What you have to do:
Which lines of the records contain "ricette"? Collect every one of them.

╭─ Data entries

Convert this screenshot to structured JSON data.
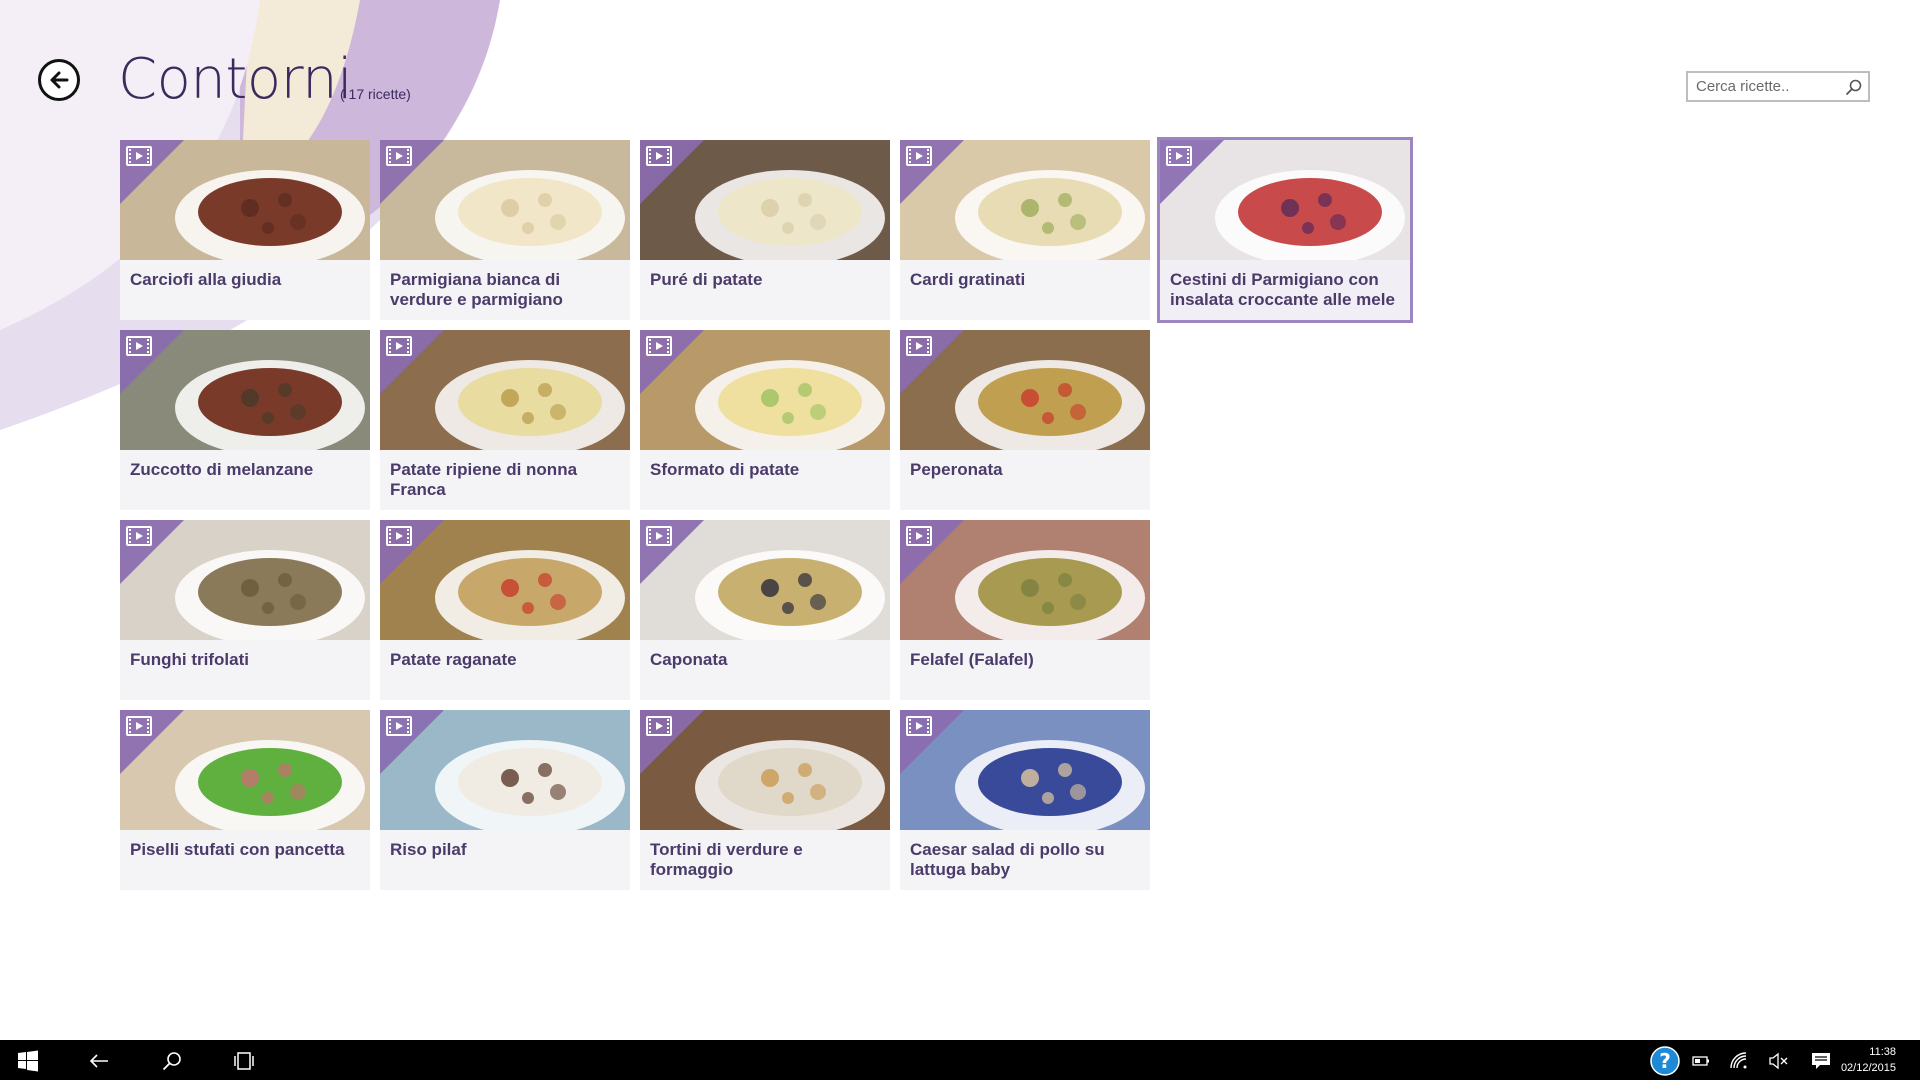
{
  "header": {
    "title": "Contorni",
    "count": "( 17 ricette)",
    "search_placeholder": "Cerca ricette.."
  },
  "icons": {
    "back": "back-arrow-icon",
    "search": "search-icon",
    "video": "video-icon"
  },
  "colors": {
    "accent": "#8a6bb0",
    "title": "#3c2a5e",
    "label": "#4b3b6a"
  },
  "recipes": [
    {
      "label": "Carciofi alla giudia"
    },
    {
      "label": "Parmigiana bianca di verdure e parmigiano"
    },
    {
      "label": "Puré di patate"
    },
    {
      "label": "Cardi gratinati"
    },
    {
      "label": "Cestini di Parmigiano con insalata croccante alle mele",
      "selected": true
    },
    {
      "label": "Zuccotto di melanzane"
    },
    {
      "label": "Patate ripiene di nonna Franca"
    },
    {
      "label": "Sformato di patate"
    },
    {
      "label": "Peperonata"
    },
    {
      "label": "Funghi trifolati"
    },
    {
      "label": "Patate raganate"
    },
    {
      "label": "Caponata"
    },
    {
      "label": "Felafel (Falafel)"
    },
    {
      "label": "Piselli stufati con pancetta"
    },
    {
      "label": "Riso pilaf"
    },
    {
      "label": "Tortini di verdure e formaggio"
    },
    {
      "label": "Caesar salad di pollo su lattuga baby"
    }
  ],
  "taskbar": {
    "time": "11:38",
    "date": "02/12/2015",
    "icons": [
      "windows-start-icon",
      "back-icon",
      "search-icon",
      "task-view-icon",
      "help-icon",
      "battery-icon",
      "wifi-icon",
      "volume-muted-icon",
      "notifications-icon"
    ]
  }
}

╰─

Reply to the exercise:
    "count": "( 17 ricette)",
    "search_placeholder": "Cerca ricette.."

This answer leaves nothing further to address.